> Task instructions:
Where a line of the listing below includes the word "this", reproduce that line.

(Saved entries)

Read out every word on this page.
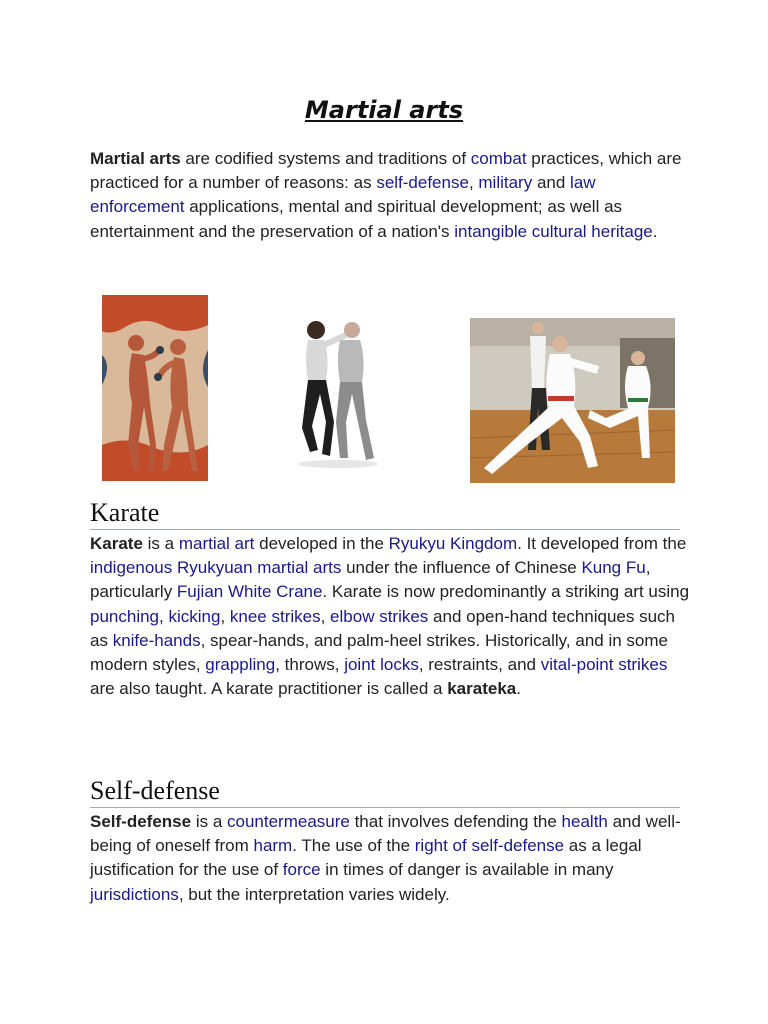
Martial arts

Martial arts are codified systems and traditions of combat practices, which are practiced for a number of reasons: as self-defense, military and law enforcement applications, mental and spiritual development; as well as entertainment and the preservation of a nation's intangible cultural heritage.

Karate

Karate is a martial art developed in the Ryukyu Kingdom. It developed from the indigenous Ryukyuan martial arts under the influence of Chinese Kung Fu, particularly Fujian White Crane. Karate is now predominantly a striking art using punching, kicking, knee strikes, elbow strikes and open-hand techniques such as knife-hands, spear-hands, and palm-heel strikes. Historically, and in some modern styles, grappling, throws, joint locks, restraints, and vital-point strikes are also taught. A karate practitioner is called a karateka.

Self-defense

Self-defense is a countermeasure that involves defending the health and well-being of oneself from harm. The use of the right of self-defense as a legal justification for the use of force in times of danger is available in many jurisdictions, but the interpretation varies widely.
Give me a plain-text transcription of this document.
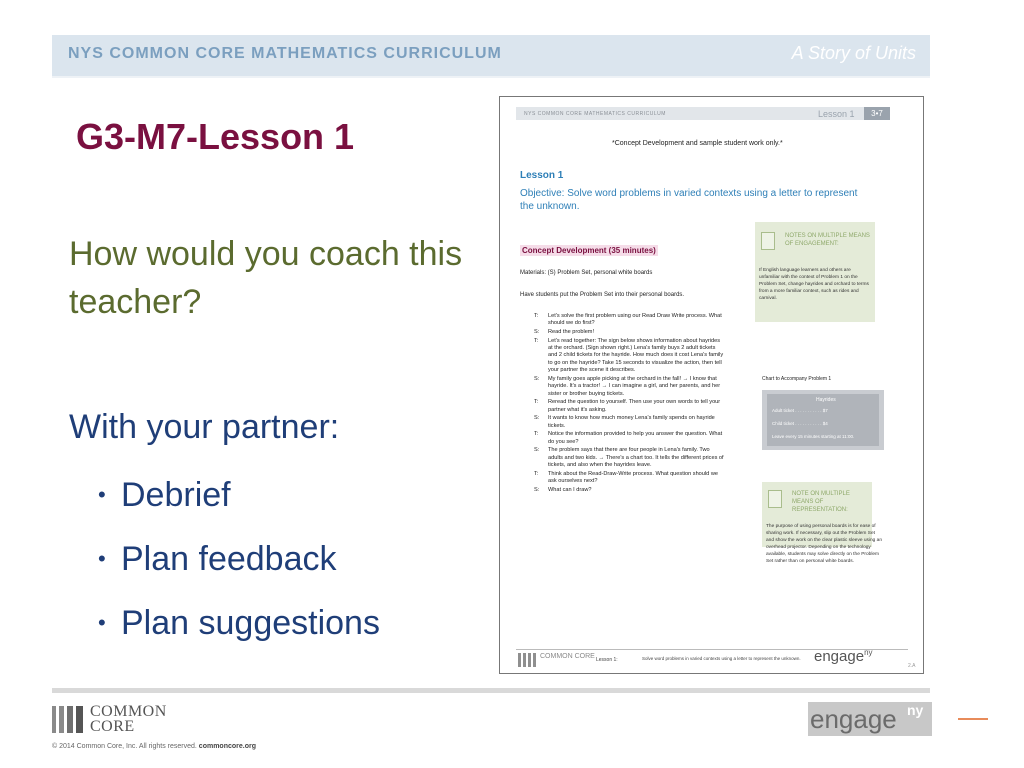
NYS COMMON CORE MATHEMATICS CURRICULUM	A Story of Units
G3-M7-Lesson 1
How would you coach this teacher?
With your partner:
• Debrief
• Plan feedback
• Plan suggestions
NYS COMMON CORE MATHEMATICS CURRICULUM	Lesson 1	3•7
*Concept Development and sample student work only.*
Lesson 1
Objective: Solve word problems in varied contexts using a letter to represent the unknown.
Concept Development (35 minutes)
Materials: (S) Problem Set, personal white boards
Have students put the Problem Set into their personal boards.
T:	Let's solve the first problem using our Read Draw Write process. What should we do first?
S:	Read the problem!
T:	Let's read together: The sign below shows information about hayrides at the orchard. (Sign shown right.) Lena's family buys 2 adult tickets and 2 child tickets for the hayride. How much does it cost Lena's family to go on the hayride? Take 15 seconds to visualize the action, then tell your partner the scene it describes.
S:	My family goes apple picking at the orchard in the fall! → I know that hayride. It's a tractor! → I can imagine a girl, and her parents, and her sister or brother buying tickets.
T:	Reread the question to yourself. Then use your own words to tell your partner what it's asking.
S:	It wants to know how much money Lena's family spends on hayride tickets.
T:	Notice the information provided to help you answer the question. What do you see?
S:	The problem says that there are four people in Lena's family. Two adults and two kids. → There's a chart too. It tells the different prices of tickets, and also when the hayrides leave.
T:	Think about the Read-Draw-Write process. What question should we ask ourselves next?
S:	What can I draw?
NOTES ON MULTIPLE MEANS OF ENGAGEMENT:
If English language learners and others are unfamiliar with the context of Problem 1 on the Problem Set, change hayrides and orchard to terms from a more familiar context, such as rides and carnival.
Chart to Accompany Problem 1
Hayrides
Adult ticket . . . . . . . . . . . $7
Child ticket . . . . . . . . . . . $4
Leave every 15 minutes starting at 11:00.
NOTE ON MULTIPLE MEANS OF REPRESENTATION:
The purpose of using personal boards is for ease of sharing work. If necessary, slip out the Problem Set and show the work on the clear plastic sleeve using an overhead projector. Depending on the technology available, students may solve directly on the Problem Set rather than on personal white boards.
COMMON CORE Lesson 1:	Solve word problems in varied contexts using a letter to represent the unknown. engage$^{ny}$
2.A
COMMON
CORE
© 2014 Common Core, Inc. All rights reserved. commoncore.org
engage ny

> Answer below:
Read out every word on this page.
Give me a plain-text transcription of this document.
How would you coach this teacher?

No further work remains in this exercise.